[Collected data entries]
>>>
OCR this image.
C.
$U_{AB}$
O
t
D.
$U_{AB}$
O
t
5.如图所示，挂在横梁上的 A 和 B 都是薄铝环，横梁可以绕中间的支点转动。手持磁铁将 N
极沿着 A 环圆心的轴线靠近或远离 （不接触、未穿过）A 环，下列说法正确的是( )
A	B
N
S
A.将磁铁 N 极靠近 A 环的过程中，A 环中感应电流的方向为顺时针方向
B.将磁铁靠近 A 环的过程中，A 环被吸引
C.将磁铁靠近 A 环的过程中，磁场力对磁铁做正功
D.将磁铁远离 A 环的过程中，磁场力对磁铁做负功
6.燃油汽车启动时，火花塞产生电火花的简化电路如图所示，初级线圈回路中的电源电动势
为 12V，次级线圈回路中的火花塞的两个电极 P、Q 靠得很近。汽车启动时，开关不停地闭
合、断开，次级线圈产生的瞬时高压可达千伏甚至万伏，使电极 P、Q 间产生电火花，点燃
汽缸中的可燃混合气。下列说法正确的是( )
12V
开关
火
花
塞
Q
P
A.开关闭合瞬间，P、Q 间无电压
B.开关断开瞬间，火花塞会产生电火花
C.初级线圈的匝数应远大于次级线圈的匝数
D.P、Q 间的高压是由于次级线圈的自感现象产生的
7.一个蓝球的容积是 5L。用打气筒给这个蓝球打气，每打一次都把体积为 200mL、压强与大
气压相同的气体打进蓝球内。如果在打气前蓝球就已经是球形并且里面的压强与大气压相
<<<
Your task is to print the whole listing again exactly.

OCR this image.
C.
$U_{AB}$
O
t
D.
$U_{AB}$
O
t
5.如图所示，挂在横梁上的 A 和 B 都是薄铝环，横梁可以绕中间的支点转动。手持磁铁将 N
极沿着 A 环圆心的轴线靠近或远离 （不接触、未穿过）A 环，下列说法正确的是( )
A	B
N
S
A.将磁铁 N 极靠近 A 环的过程中，A 环中感应电流的方向为顺时针方向
B.将磁铁靠近 A 环的过程中，A 环被吸引
C.将磁铁靠近 A 环的过程中，磁场力对磁铁做正功
D.将磁铁远离 A 环的过程中，磁场力对磁铁做负功
6.燃油汽车启动时，火花塞产生电火花的简化电路如图所示，初级线圈回路中的电源电动势
为 12V，次级线圈回路中的火花塞的两个电极 P、Q 靠得很近。汽车启动时，开关不停地闭
合、断开，次级线圈产生的瞬时高压可达千伏甚至万伏，使电极 P、Q 间产生电火花，点燃
汽缸中的可燃混合气。下列说法正确的是( )
12V
开关
火
花
塞
Q
P
A.开关闭合瞬间，P、Q 间无电压
B.开关断开瞬间，火花塞会产生电火花
C.初级线圈的匝数应远大于次级线圈的匝数
D.P、Q 间的高压是由于次级线圈的自感现象产生的
7.一个蓝球的容积是 5L。用打气筒给这个蓝球打气，每打一次都把体积为 200mL、压强与大
气压相同的气体打进蓝球内。如果在打气前蓝球就已经是球形并且里面的压强与大气压相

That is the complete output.